§ Task to carry out: Your task is to retype each line of the data below exactly.

[Dataset rows]
* Start *
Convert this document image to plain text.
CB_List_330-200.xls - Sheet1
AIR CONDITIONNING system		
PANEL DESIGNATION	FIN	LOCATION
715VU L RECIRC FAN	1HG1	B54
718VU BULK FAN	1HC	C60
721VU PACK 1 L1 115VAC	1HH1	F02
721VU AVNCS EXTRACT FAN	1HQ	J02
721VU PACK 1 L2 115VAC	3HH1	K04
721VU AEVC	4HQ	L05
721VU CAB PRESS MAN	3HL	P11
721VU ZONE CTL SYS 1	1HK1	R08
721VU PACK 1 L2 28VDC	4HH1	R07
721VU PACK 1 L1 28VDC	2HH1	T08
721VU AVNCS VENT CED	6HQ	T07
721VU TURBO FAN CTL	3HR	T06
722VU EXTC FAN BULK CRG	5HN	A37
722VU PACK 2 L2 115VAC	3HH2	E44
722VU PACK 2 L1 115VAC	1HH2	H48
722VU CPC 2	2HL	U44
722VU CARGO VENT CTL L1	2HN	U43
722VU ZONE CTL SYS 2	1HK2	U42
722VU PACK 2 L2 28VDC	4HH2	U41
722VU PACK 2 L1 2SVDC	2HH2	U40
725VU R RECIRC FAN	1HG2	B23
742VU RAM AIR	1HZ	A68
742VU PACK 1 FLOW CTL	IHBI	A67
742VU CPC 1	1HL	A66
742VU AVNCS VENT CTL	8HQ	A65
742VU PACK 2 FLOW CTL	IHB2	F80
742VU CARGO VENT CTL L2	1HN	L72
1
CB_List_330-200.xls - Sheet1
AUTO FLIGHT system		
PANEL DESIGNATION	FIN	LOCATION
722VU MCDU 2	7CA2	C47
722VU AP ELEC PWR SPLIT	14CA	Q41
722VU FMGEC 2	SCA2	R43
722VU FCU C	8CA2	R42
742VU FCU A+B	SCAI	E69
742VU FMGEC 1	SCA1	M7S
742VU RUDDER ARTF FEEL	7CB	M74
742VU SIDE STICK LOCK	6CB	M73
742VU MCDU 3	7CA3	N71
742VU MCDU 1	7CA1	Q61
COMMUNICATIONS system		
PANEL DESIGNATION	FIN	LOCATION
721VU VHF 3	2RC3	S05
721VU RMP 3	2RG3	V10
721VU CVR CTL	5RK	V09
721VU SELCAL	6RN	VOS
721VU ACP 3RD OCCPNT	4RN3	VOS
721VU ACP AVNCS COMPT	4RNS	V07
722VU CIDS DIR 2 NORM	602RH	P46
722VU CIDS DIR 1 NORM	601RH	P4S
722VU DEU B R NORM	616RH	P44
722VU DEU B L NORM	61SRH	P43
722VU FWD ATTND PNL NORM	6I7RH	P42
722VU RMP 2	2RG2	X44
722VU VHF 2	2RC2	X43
* End *
§ The completed task:
Convert this document image to plain text.
CB_List_330-200.xls - Sheet1
AIR CONDITIONNING system		
PANEL DESIGNATION	FIN	LOCATION
715VU L RECIRC FAN	1HG1	B54
718VU BULK FAN	1HC	C60
721VU PACK 1 L1 115VAC	1HH1	F02
721VU AVNCS EXTRACT FAN	1HQ	J02
721VU PACK 1 L2 115VAC	3HH1	K04
721VU AEVC	4HQ	L05
721VU CAB PRESS MAN	3HL	P11
721VU ZONE CTL SYS 1	1HK1	R08
721VU PACK 1 L2 28VDC	4HH1	R07
721VU PACK 1 L1 28VDC	2HH1	T08
721VU AVNCS VENT CED	6HQ	T07
721VU TURBO FAN CTL	3HR	T06
722VU EXTC FAN BULK CRG	5HN	A37
722VU PACK 2 L2 115VAC	3HH2	E44
722VU PACK 2 L1 115VAC	1HH2	H48
722VU CPC 2	2HL	U44
722VU CARGO VENT CTL L1	2HN	U43
722VU ZONE CTL SYS 2	1HK2	U42
722VU PACK 2 L2 28VDC	4HH2	U41
722VU PACK 2 L1 2SVDC	2HH2	U40
725VU R RECIRC FAN	1HG2	B23
742VU RAM AIR	1HZ	A68
742VU PACK 1 FLOW CTL	IHBI	A67
742VU CPC 1	1HL	A66
742VU AVNCS VENT CTL	8HQ	A65
742VU PACK 2 FLOW CTL	IHB2	F80
742VU CARGO VENT CTL L2	1HN	L72
1
CB_List_330-200.xls - Sheet1
AUTO FLIGHT system		
PANEL DESIGNATION	FIN	LOCATION
722VU MCDU 2	7CA2	C47
722VU AP ELEC PWR SPLIT	14CA	Q41
722VU FMGEC 2	SCA2	R43
722VU FCU C	8CA2	R42
742VU FCU A+B	SCAI	E69
742VU FMGEC 1	SCA1	M7S
742VU RUDDER ARTF FEEL	7CB	M74
742VU SIDE STICK LOCK	6CB	M73
742VU MCDU 3	7CA3	N71
742VU MCDU 1	7CA1	Q61
COMMUNICATIONS system		
PANEL DESIGNATION	FIN	LOCATION
721VU VHF 3	2RC3	S05
721VU RMP 3	2RG3	V10
721VU CVR CTL	5RK	V09
721VU SELCAL	6RN	VOS
721VU ACP 3RD OCCPNT	4RN3	VOS
721VU ACP AVNCS COMPT	4RNS	V07
722VU CIDS DIR 2 NORM	602RH	P46
722VU CIDS DIR 1 NORM	601RH	P4S
722VU DEU B R NORM	616RH	P44
722VU DEU B L NORM	61SRH	P43
722VU FWD ATTND PNL NORM	6I7RH	P42
722VU RMP 2	2RG2	X44
722VU VHF 2	2RC2	X43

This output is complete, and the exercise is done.